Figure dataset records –
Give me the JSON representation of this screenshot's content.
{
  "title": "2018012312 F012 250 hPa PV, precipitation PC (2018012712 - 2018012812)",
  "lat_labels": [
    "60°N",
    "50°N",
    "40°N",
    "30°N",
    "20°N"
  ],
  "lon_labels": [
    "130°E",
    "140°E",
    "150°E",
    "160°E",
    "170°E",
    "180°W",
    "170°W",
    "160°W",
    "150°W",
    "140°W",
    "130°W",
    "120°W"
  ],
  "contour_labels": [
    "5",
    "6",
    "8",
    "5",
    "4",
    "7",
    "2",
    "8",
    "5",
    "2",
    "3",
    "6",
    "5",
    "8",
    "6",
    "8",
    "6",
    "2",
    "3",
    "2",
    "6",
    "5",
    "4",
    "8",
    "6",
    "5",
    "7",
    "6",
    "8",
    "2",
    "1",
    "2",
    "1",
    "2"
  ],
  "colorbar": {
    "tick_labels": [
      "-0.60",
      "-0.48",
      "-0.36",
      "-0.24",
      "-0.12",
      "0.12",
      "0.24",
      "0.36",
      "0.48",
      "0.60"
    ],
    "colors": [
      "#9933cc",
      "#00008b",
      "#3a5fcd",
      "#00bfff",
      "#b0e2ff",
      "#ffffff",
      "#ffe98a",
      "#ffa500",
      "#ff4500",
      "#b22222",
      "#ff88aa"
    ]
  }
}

BRIEF – Transcribe the whole listing exactly.

OUTPUT OF THE EXERCISE –
Give me the JSON representation of this screenshot's content.
{
  "title": "2018012312 F012 250 hPa PV, precipitation PC (2018012712 - 2018012812)",
  "lat_labels": [
    "60°N",
    "50°N",
    "40°N",
    "30°N",
    "20°N"
  ],
  "lon_labels": [
    "130°E",
    "140°E",
    "150°E",
    "160°E",
    "170°E",
    "180°W",
    "170°W",
    "160°W",
    "150°W",
    "140°W",
    "130°W",
    "120°W"
  ],
  "contour_labels": [
    "5",
    "6",
    "8",
    "5",
    "4",
    "7",
    "2",
    "8",
    "5",
    "2",
    "3",
    "6",
    "5",
    "8",
    "6",
    "8",
    "6",
    "2",
    "3",
    "2",
    "6",
    "5",
    "4",
    "8",
    "6",
    "5",
    "7",
    "6",
    "8",
    "2",
    "1",
    "2",
    "1",
    "2"
  ],
  "colorbar": {
    "tick_labels": [
      "-0.60",
      "-0.48",
      "-0.36",
      "-0.24",
      "-0.12",
      "0.12",
      "0.24",
      "0.36",
      "0.48",
      "0.60"
    ],
    "colors": [
      "#9933cc",
      "#00008b",
      "#3a5fcd",
      "#00bfff",
      "#b0e2ff",
      "#ffffff",
      "#ffe98a",
      "#ffa500",
      "#ff4500",
      "#b22222",
      "#ff88aa"
    ]
  }
}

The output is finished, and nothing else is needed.